**INFORMATION SUPPLIED**
========
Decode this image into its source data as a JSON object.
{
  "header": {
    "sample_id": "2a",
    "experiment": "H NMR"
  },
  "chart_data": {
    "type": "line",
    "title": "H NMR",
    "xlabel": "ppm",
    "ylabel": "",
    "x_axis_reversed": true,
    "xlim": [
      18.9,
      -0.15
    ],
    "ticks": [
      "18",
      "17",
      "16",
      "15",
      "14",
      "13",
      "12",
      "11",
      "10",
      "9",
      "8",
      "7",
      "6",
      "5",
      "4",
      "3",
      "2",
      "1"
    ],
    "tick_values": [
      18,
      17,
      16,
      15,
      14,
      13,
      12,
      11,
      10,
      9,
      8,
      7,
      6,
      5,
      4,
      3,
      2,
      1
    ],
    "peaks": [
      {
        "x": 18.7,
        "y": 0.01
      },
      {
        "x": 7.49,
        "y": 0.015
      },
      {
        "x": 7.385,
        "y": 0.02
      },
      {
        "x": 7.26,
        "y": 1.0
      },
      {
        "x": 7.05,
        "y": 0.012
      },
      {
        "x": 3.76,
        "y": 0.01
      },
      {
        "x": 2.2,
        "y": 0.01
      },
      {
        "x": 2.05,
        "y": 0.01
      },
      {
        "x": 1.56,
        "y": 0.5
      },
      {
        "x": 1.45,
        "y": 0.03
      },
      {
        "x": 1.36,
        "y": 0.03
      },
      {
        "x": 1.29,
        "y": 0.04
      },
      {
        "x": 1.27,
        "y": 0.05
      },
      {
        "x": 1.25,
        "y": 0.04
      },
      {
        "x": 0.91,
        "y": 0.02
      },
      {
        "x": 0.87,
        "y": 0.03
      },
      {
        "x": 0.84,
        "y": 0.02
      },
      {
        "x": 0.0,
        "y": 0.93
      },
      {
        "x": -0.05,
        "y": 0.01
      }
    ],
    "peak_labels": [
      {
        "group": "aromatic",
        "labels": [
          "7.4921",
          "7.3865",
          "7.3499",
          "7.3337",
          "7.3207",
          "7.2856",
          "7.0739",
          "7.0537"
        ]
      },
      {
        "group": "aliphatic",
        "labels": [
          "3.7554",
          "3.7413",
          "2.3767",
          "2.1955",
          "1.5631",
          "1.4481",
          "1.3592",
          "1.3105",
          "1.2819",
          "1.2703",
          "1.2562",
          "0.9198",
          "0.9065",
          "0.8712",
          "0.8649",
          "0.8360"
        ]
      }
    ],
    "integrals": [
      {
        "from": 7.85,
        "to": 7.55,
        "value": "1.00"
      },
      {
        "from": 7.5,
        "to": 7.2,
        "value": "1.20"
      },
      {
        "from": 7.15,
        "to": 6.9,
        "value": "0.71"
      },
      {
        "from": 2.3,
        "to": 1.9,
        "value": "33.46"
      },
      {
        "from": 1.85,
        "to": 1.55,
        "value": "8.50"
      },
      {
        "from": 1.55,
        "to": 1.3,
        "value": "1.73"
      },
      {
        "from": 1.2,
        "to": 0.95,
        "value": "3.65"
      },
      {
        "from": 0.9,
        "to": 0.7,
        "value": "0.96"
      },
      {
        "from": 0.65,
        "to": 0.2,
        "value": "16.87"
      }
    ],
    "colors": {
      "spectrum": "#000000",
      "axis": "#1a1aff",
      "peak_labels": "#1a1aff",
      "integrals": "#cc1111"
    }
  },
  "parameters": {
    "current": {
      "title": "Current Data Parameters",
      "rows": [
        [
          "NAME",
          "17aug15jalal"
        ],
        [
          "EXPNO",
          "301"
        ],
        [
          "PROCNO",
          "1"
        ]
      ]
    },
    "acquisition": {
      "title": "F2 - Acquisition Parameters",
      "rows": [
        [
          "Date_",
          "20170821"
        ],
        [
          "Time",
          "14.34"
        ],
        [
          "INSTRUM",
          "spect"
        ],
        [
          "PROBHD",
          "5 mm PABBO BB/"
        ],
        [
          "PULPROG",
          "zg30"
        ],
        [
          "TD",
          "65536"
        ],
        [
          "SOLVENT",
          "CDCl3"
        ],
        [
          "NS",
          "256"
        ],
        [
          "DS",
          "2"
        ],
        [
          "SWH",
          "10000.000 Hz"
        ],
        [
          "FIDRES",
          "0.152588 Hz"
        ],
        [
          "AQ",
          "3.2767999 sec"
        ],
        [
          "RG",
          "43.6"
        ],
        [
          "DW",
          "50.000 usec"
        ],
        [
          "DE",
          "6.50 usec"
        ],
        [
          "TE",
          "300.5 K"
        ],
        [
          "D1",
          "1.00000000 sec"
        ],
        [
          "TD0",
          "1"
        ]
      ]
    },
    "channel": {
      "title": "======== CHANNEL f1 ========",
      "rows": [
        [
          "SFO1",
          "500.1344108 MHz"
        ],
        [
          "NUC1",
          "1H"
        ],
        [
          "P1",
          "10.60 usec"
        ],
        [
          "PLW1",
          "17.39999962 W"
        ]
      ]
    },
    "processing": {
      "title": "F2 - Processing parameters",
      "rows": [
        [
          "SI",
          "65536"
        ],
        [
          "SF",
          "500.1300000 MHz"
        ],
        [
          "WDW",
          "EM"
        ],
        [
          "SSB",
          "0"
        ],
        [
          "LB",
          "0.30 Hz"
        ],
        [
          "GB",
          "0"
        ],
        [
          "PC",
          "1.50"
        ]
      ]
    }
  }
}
========
**GOAL**
Report only the number of lines in the listing that contain the word "from".

**ANSWER FOR THIS EXERCISE**
9